Please print the full listing exactly.

(Stored data)
'''
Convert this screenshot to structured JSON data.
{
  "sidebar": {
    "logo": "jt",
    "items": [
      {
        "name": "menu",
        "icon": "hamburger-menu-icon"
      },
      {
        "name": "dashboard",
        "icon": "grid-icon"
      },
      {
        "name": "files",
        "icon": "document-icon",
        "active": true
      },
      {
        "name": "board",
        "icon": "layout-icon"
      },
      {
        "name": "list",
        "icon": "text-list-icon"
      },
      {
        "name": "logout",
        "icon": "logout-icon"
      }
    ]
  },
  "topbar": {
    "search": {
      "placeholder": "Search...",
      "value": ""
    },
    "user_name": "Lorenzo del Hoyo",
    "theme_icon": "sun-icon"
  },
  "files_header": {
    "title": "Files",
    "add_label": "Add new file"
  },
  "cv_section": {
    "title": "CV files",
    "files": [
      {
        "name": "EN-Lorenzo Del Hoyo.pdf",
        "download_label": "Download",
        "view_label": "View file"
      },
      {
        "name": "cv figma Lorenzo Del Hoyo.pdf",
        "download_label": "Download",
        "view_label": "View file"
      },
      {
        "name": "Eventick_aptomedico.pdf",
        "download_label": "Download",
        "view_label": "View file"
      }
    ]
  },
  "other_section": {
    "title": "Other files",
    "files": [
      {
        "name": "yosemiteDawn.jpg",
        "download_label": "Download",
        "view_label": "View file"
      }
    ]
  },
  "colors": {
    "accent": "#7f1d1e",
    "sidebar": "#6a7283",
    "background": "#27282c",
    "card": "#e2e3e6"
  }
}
'''
The solution -
Convert this screenshot to structured JSON data.
{
  "sidebar": {
    "logo": "jt",
    "items": [
      {
        "name": "menu",
        "icon": "hamburger-menu-icon"
      },
      {
        "name": "dashboard",
        "icon": "grid-icon"
      },
      {
        "name": "files",
        "icon": "document-icon",
        "active": true
      },
      {
        "name": "board",
        "icon": "layout-icon"
      },
      {
        "name": "list",
        "icon": "text-list-icon"
      },
      {
        "name": "logout",
        "icon": "logout-icon"
      }
    ]
  },
  "topbar": {
    "search": {
      "placeholder": "Search...",
      "value": ""
    },
    "user_name": "Lorenzo del Hoyo",
    "theme_icon": "sun-icon"
  },
  "files_header": {
    "title": "Files",
    "add_label": "Add new file"
  },
  "cv_section": {
    "title": "CV files",
    "files": [
      {
        "name": "EN-Lorenzo Del Hoyo.pdf",
        "download_label": "Download",
        "view_label": "View file"
      },
      {
        "name": "cv figma Lorenzo Del Hoyo.pdf",
        "download_label": "Download",
        "view_label": "View file"
      },
      {
        "name": "Eventick_aptomedico.pdf",
        "download_label": "Download",
        "view_label": "View file"
      }
    ]
  },
  "other_section": {
    "title": "Other files",
    "files": [
      {
        "name": "yosemiteDawn.jpg",
        "download_label": "Download",
        "view_label": "View file"
      }
    ]
  },
  "colors": {
    "accent": "#7f1d1e",
    "sidebar": "#6a7283",
    "background": "#27282c",
    "card": "#e2e3e6"
  }
}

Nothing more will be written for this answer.